### Provided information ###

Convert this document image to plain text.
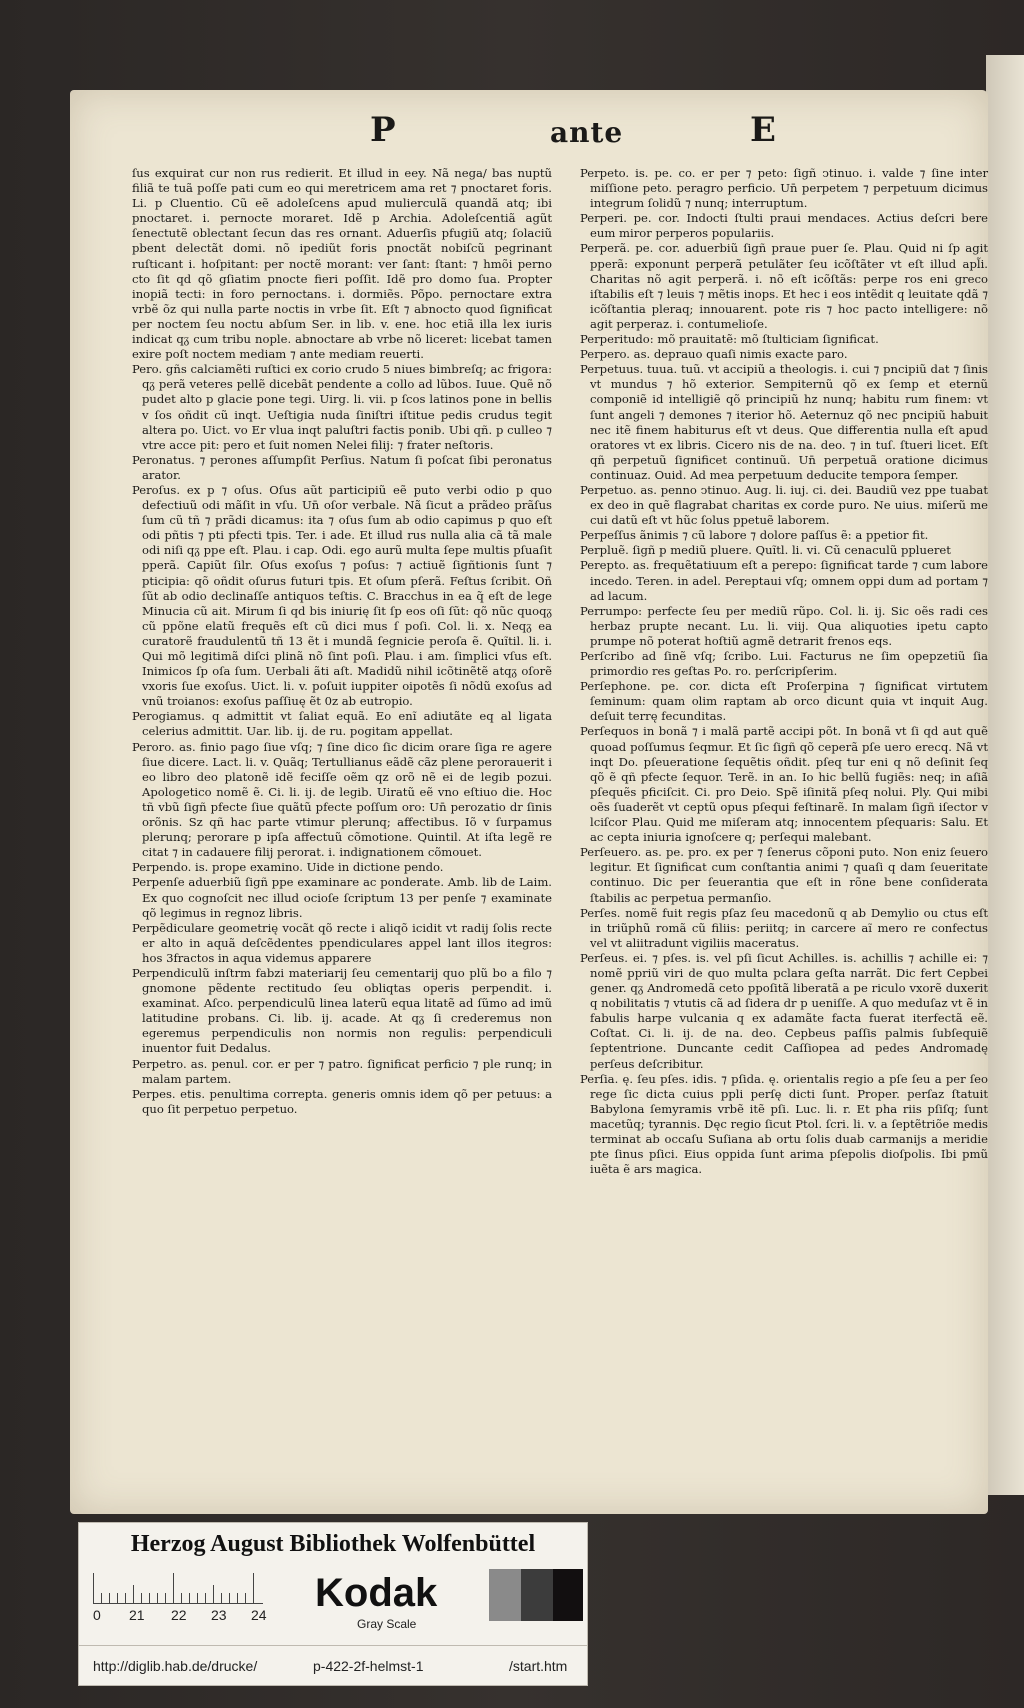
P	ante	E

ſus exquirat cur non rus redierit. Et illud in eey. Nã nega/ bas nuptũ filiã te tuã poſſe pati cum eo qui meretricem ama ret ⁊ pnoctaret foris. Li. p Cluentio. Cũ eẽ adoleſcens apud mulierculã quandã atq; ibi pnoctaret. i. pernocte moraret. Idẽ p Archia. Adoleſcentiã agũt ſenectutẽ oblectant ſecun das res ornant. Aduerſis pfugiũ atq; ſolaciũ pbent delectãt domi. nõ ipediũt foris pnoctãt nobiſcũ pegrinant ruſticant i. hoſpitant: per noctẽ morant: ver ſant: ſtant: ⁊ hmõi perno cto ſit qd qõ gſiatim pnocte fieri poſſit. Idẽ pro domo ſua. Propter inopiã tecti: in foro pernoctans. i. dormiẽs. Põpo. pernoctare extra vrbẽ õz qui nulla parte noctis in vrbe ſit. Eſt ⁊ abnocto quod ſignificat per noctem ſeu noctu abſum Ser. in lib. v. ene. hoc etiã illa lex iuris indicat qᵹ cum tribu nople. abnoctare ab vrbe nõ liceret: licebat tamen exire poſt noctem mediam ⁊ ante mediam reuerti.

Pero. gñs calciamẽti ruſtici ex corio crudo 5 niues bimbreſq; ac frigora: qᵹ perã veteres pellẽ dicebãt pendente a collo ad lũbos. Iuue. Quẽ nõ pudet alto p glacie pone tegi. Uirg. li. vii. p ſcos latinos pone in bellis v ſos oñdit cũ inqt. Ueſtigia nuda ſiniſtri iſtitue pedis crudus tegit altera po. Uict. vo Er vlua inqt paluſtri factis ponib. Ubi qñ. p culleo ⁊ vtre acce pit: pero et ſuit nomen Nelei filij: ⁊ frater neſtoris.

Peronatus. ⁊ perones aſſumpſit Perſius. Natum ſi poſcat ſibi peronatus arator.

Peroſus. ex p ⁊ oſus. Oſus aũt participiũ eẽ puto verbi odio p quo defectiuũ odi mãſit in vſu. Un̄ oſor verbale. Nã ſicut a prãdeo prãſus ſum cũ tñ ⁊ prãdi dicamus: ita ⁊ oſus ſum ab odio capimus p quo eſt odi pñtis ⁊ pti pfecti tpis. Ter. i ade. Et illud rus nulla alia cã tã male odi niſi qᵹ ppe eſt. Plau. i cap. Odi. ego aurũ multa ſepe multis pſuaſit pperã. Capiũt ſilr. Oſus exoſus ⁊ poſus: ⁊ actiuẽ ſigñtionis ſunt ⁊ pticipia: qõ oñdit oſurus futuri tpis. Et oſum pſerã. Feſtus ſcribit. Oñ ſũt ab odio declinaſſe antiquos teſtis. C. Bracchus in ea q̃ eſt de lege Minucia cũ ait. Mirum ſi qd bis iniurię ſit ſp eos oſi ſũt: qõ nũc quoqᵹ cũ ppõne elatũ frequẽs eſt cũ dici mus ſ poſi. Col. li. x. Neqᵹ ea curatorẽ fraudulentũ tñ 13 ẽt i mundã ſegnicie peroſa ẽ. Quĩtil. li. i. Qui mõ legitimã diſci plinã nõ ſint poſi. Plau. i am. ſimplici vſus eſt. Inimicos ſp oſa ſum. Uerbali ãti aſt. Madidũ nihil icõtinẽtẽ atqᵹ oſorẽ vxoris ſue exoſus. Uict. li. v. poſuit iuppiter oipotẽs ſi nõdũ exoſus ad vnũ troianos: exoſus paſſiuę ẽt 0z ab eutropio.

Perogiamus. q admittit vt ſaliat equã. Eo enĩ adiutãte eq al ligata celerius admittit. Uar. lib. ij. de ru. pogitam appellat.

Peroro. as. finio pago ſiue vſq; ⁊ ſine dico ſic dicim orare ſiga re agere ſiue dicere. Lact. li. v. Quãq; Tertullianus eãdẽ cãz plene perorauerit i eo libro deo platonẽ idẽ feciſſe oẽm qz orõ nẽ ei de legib pozui. Apologetico nomẽ ẽ. Ci. li. ij. de legib. Uiratũ eẽ vno eſtiuo die. Hoc tñ vbũ ſigñ pfecte ſiue quãtũ pfecte poſſum oro: Un̄ perozatio dr ſinis orõnis. Sz qñ hac parte vtimur plerunq; affectibus. Iõ v ſurpamus plerunq; perorare p ipſa affectuũ cõmotione. Quintil. At iſta legẽ re citat ⁊ in cadauere filij perorat. i. indignationem cõmouet.

Perpendo. is. prope examino. Uide in dictione pendo.

Perpenſe aduerbiũ ſigñ ppe examinare ac ponderate. Amb. lib de Laim. Ex quo cognoſcit nec illud ocioſe ſcriptum 13 per penſe ⁊ examinate qõ legimus in regnoz libris.

Perpẽdiculare geometrię vocãt qõ recte i aliqõ icidit vt radij ſolis recte er alto in aquã deſcẽdentes ppendiculares appel lant illos itegros: hos 3fractos in aqua videmus apparere

Perpendiculũ inſtrm fabzi materiarij ſeu cementarij quo plũ bo a filo ⁊ gnomone pẽdente rectitudo ſeu obliqtas operis perpendit. i. examinat. Aſco. perpendiculũ linea laterũ equa litatẽ ad ſũmo ad imũ latitudine probans. Ci. lib. ij. acade. At qᵹ ſi crederemus non egeremus perpendiculis non normis non regulis: perpendiculi inuentor fuit Dedalus.

Perpetro. as. penul. cor. er per ⁊ patro. ſignificat perficio ⁊ ple runq; in malam partem.

Perpes. etis. penultima correpta. generis omnis idem qõ per petuus: a quo ſit perpetuo perpetuo.

Perpeto. is. pe. co. er per ⁊ peto: ſigñ ↄtinuo. i. valde ⁊ ſine inter miſſione peto. peragro perficio. Un̄ perpetem ⁊ perpetuum dicimus integrum ſolidũ ⁊ nunq; interruptum.

Perperi. pe. cor. Indocti ſtulti praui mendaces. Actius deſcri bere eum miror perperos populariis.

Perperã. pe. cor. aduerbiũ ſigñ praue puer ſe. Plau. Quid ni ſp agit pperã: exponunt perperã petulãter ſeu icõſtãter vt eſt illud apl̃i. Charitas nõ agit perperã. i. nõ eſt icõſtãs: perpe ros eni greco iſtabilis eſt ⁊ leuis ⁊ mẽtis inops. Et hec i eos intẽdit q leuitate qdã ⁊ icõſtantia pleraq; innouarent. pote ris ⁊ hoc pacto intelligere: nõ agit perperaz. i. contumelioſe.

Perperitudo: mõ prauitatẽ: mõ ſtulticiam ſignificat.

Perpero. as. deprauo quaſi nimis exacte paro.

Perpetuus. tuua. tuũ. vt accipiũ a theologis. i. cui ⁊ pncipiũ dat ⁊ ſinis vt mundus ⁊ hõ exterior. Sempiternũ qõ ex ſemp et eternũ componiẽ id intelligiẽ qõ principiũ hz nunq; habitu rum finem: vt ſunt angeli ⁊ demones ⁊ iterior hõ. Aeternuz qõ nec pncipiũ habuit nec itẽ finem habiturus eſt vt deus. Que differentia nulla eſt apud oratores vt ex libris. Cicero nis de na. deo. ⁊ in tuſ. ſtueri licet. Eſt qñ perpetuũ ſignificet continuũ. Un̄ perpetuã oratione dicimus continuaz. Ouid. Ad mea perpetuum deducite tempora ſemper.

Perpetuo. as. penno ↄtinuo. Aug. li. iuj. ci. dei. Baudiũ vez ppe tuabat ex deo in quẽ flagrabat charitas ex corde puro. Ne uius. miſerũ me cui datũ eſt vt hũc ſolus ppetuẽ laborem.

Perpeſſus ãnimis ⁊ cũ labore ⁊ dolore paſſus ẽ: a ppetior fit.

Perpluẽ. ſigñ p mediũ pluere. Quĩtl. li. vi. Cũ cenaculũ pplueret

Perepto. as. frequẽtatiuum eſt a perepo: ſignificat tarde ⁊ cum labore incedo. Teren. in adel. Pereptaui vſq; omnem oppi dum ad portam ⁊ ad lacum.

Perrumpo: perfecte ſeu per mediũ rũpo. Col. li. ij. Sic oẽs radi ces herbaz prupte necant. Lu. li. viij. Qua aliquoties ipetu capto prumpe nõ poterat hoſtiũ agmẽ detrarit frenos eqs.

Perſcribo ad ſinẽ vſq; ſcribo. Lui. Facturus ne ſim opepzetiũ ſia primordio res geſtas Po. ro. perſcripſerim.

Perſephone. pe. cor. dicta eſt Proſerpina ⁊ ſignificat virtutem ſeminum: quam olim raptam ab orco dicunt quia vt inquit Aug. deſuit terrę fecunditas.

Perſequos in bonã ⁊ i malã partẽ accipi põt. In bonã vt ſi qd aut quẽ quoad poſſumus ſeqmur. Et ſic ſigñ qõ ceperã pſe uero erecq. Nã vt inqt Do. pſeueratione ſequẽtis oñdit. pſeq tur eni q nõ deſinit ſeq qõ ẽ qñ pfecte ſequor. Terẽ. in an. Io hic bellũ fugiẽs: neq; in aſiã pſequẽs pficiſcit. Ci. pro Deio. Spẽ iſinitã pſeq nolui. Ply. Qui mibi oẽs ſuaderẽt vt ceptũ opus pſequi feſtinarẽ. In malam ſigñ iſector v lciſcor Plau. Quid me miſeram atq; innocentem pſequaris: Salu. Et ac cepta iniuria ignoſcere q; perſequi malebant.

Perſeuero. as. pe. pro. ex per ⁊ ſenerus cõponi puto. Non eniz ſeuero legitur. Et ſignificat cum conſtantia animi ⁊ quaſi q dam ſeueritate continuo. Dic per ſeuerantia que eſt in rõne bene conſiderata ſtabilis ac perpetua permanſio.

Perſes. nomẽ fuit regis pſaz ſeu macedonũ q ab Demylio ou ctus eſt in triũphũ romã cũ filiis: periitq; in carcere aĩ mero re confectus vel vt aliitradunt vigiliis maceratus.

Perſeus. ei. ⁊ pſes. is. vel pſi ſicut Achilles. is. achillis ⁊ achille ei: ⁊ nomẽ ppriũ viri de quo multa pclara geſta narrãt. Dic fert Cepbei gener. qᵹ Andromedã ceto ppoſitã liberatã a pe riculo vxorẽ duxerit q nobilitatis ⁊ vtutis cã ad ſidera dr p ueniſſe. A quo meduſaz vt ẽ in fabulis harpe vulcania q ex adamãte facta fuerat iterfectã eẽ. Coſtat. Ci. li. ij. de na. deo. Cepbeus paſſis palmis ſubſequiẽ ſeptentrione. Duncante cedit Caſſiopea ad pedes Andromadę perſeus deſcribitur.

Perſia. ę. ſeu pſes. idis. ⁊ pſida. ę. orientalis regio a pſe ſeu a per ſeo rege ſic dicta cuius ppli perſę dicti ſunt. Proper. perſaz ſtatuit Babylona ſemyramis vrbẽ itẽ pſi. Luc. li. r. Et pha riis pſiſq; ſunt macetũq; tyrannis. Dęc regio ſicut Ptol. ſcri. li. v. a ſeptẽtriõe medis terminat ab occaſu Suſiana ab ortu ſolis duab carmanijs a meridie pte ſinus pſici. Eius oppida ſunt arima pſepolis dioſpolis. Ibi pmũ iuẽta ẽ ars magica.

Herzog August Bibliothek Wolfenbüttel
0 21 22 23 24 Kodak
Gray Scale
http://diglib.hab.de/drucke/	p-422-2f-helmst-1	/start.htm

###

**Set exercise:** Search the records above for "Uict". Copy each line where it is found.

**Finished task:**
Pero. gñs calciamẽti ruſtici ex corio crudo 5 niues bimbreſq; ac frigora: qᵹ perã veteres pellẽ dicebãt pendente a collo ad lũbos. Iuue. Quẽ nõ pudet alto p glacie pone tegi. Uirg. li. vii. p ſcos latinos pone in bellis v ſos oñdit cũ inqt. Ueſtigia nuda ſiniſtri iſtitue pedis crudus tegit altera po. Uict. vo Er vlua inqt paluſtri factis ponib. Ubi qñ. p culleo ⁊ vtre acce pit: pero et ſuit nomen Nelei filij: ⁊ frater neſtoris.
Peroſus. ex p ⁊ oſus. Oſus aũt participiũ eẽ puto verbi odio p quo defectiuũ odi mãſit in vſu. Un̄ oſor verbale. Nã ſicut a prãdeo prãſus ſum cũ tñ ⁊ prãdi dicamus: ita ⁊ oſus ſum ab odio capimus p quo eſt odi pñtis ⁊ pti pfecti tpis. Ter. i ade. Et illud rus nulla alia cã tã male odi niſi qᵹ ppe eſt. Plau. i cap. Odi. ego aurũ multa ſepe multis pſuaſit pperã. Capiũt ſilr. Oſus exoſus ⁊ poſus: ⁊ actiuẽ ſigñtionis ſunt ⁊ pticipia: qõ oñdit oſurus futuri tpis. Et oſum pſerã. Feſtus ſcribit. Oñ ſũt ab odio declinaſſe antiquos teſtis. C. Bracchus in ea q̃ eſt de lege Minucia cũ ait. Mirum ſi qd bis iniurię ſit ſp eos oſi ſũt: qõ nũc quoqᵹ cũ ppõne elatũ frequẽs eſt cũ dici mus ſ poſi. Col. li. x. Neqᵹ ea curatorẽ fraudulentũ tñ 13 ẽt i mundã ſegnicie peroſa ẽ. Quĩtil. li. i. Qui mõ legitimã diſci plinã nõ ſint poſi. Plau. i am. ſimplici vſus eſt. Inimicos ſp oſa ſum. Uerbali ãti aſt. Madidũ nihil icõtinẽtẽ atqᵹ oſorẽ vxoris ſue exoſus. Uict. li. v. poſuit iuppiter oipotẽs ſi nõdũ exoſus ad vnũ troianos: exoſus paſſiuę ẽt 0z ab eutropio.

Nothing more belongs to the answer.